### DATA LINES ###
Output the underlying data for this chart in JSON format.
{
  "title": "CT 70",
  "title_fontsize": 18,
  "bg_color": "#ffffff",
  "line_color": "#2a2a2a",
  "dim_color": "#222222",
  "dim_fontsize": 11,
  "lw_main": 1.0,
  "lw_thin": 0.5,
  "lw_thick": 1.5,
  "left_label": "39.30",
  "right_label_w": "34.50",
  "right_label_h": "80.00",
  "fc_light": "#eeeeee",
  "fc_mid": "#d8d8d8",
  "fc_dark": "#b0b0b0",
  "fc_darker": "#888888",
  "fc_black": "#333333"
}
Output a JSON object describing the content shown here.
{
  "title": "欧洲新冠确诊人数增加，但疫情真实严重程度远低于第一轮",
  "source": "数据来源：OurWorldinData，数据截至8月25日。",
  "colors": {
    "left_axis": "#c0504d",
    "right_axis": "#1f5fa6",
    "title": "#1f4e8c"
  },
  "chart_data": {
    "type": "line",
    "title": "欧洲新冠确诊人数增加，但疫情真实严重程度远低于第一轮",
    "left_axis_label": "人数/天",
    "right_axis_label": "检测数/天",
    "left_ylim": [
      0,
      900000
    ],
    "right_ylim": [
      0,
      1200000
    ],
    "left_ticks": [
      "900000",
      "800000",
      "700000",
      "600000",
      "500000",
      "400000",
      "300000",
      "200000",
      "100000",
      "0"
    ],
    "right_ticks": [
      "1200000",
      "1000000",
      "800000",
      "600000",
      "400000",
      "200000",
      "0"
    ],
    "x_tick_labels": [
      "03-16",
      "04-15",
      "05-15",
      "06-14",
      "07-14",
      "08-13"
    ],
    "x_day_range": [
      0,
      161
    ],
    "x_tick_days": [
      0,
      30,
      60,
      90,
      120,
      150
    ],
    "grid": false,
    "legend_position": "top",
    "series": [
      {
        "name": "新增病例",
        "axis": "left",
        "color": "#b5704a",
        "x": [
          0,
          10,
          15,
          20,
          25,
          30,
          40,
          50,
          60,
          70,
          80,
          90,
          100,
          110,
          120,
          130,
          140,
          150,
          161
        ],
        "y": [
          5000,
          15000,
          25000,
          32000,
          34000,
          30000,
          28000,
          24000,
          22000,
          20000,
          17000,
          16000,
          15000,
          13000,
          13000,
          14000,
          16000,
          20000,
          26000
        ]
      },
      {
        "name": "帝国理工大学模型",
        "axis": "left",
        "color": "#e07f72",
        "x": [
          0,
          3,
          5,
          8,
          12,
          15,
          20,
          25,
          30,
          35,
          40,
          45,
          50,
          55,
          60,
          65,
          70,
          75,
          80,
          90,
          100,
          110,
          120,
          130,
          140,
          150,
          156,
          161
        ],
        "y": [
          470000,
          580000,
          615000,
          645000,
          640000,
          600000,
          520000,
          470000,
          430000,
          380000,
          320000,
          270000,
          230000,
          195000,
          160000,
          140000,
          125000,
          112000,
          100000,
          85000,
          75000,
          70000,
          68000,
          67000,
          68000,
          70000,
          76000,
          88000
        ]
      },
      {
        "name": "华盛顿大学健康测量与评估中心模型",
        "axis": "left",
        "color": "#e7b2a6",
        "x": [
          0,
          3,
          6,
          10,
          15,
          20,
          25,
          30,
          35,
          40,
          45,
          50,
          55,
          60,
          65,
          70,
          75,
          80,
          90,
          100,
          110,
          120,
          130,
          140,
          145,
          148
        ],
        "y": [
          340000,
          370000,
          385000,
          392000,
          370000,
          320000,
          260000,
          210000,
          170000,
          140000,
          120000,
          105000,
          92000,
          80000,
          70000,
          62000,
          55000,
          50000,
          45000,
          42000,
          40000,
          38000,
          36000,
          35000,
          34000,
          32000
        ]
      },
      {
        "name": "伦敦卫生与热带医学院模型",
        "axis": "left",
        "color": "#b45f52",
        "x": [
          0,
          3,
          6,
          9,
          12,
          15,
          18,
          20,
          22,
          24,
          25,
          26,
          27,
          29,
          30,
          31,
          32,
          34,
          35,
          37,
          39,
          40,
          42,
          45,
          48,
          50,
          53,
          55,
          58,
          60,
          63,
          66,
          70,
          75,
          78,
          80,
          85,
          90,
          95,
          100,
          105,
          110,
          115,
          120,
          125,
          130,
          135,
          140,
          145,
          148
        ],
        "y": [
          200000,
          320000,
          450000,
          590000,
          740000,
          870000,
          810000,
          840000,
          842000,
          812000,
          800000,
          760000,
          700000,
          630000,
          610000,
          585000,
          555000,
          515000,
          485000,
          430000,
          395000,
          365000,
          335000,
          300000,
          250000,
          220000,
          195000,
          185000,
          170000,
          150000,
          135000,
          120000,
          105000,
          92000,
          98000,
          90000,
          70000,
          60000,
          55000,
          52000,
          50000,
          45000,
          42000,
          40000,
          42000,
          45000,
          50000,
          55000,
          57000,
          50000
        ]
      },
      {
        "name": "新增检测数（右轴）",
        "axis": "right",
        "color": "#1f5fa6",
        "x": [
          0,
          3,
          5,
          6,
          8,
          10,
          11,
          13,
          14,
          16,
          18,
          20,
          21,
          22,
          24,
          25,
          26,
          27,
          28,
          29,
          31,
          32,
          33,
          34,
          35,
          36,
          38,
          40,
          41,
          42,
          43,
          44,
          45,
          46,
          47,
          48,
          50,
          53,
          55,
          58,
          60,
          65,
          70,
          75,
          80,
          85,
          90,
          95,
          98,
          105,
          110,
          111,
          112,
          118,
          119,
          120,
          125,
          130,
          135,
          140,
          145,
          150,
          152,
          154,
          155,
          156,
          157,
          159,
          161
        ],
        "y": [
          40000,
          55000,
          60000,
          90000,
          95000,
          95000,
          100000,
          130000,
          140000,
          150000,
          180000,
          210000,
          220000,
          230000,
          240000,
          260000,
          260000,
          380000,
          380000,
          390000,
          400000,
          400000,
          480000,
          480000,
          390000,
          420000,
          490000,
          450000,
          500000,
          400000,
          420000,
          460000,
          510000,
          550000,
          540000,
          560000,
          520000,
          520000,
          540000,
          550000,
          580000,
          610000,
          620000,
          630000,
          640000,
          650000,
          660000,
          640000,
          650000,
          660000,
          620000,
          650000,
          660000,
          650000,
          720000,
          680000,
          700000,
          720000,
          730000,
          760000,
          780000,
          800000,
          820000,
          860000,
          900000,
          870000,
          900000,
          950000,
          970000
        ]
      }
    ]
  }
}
###
Give a single number: the count of lines above that include the word "name".

5